YOUR INSTRUCTIONS ▸ Find every line containing the word "төрайымы" in the records below; report only how many there are.

DATA SUPPLIED ▸
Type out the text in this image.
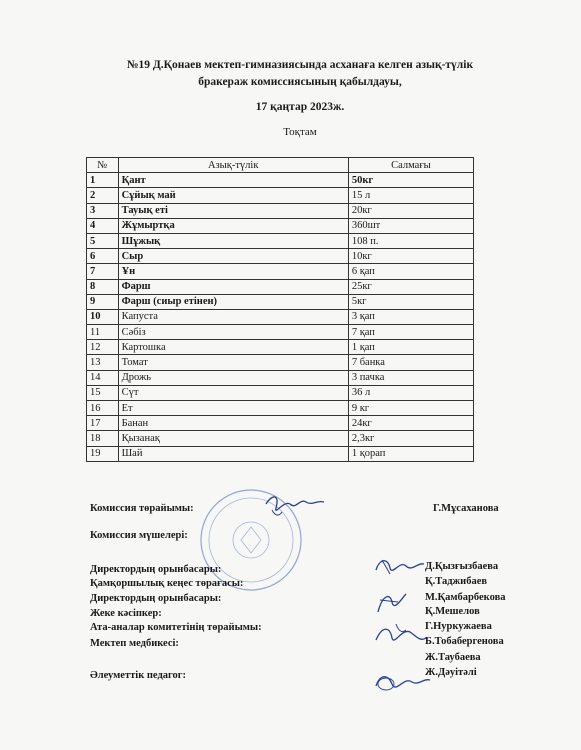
№19 Д.Қонаев мектеп-гимназиясында асханаға келген азық-түлік
бракераж комиссиясының қабылдауы,
17 қаңтар 2023ж.
Тоқтам
№	Азық-түлік	Салмағы
1	Қант	50кг
2	Сұйық май	15 л
3	Тауық еті	20кг
4	Жұмыртқа	360шт
5	Шұжық	108 п.
6	Сыр	10кг
7	Ұн	6 қап
8	Фарш	25кг
9	Фарш (сиыр етінен)	5кг
10	Капуста	3 қап
11	Сәбіз	7 қап
12	Картошка	1 қап
13	Томат	7 банка
14	Дрожь	3 пачка
15	Сүт	36 л
16	Ет	9 кг
17	Банан	24кг
18	Қызанақ	2,3кг
19	Шай	1 қорап
Комиссия төрайымы:	Г.Мұсаханова
Комиссия мүшелері:
Директордың орынбасары:	Д.Қызғызбаева
Қамқоршылық кеңес төрағасы:	Қ.Таджибаев
Директордың орынбасары:	М.Қамбарбекова
Жеке кәсіпкер:	Қ.Мешелов
Ата-аналар комитетінің төрайымы:	Г.Нуркужаева
Мектеп медбикесі:	Б.Тобабергенова
Ж.Таубаева
Әлеуметтік педагог:	Ж.Дәуітәлі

FULL RESPONSE ▸ 2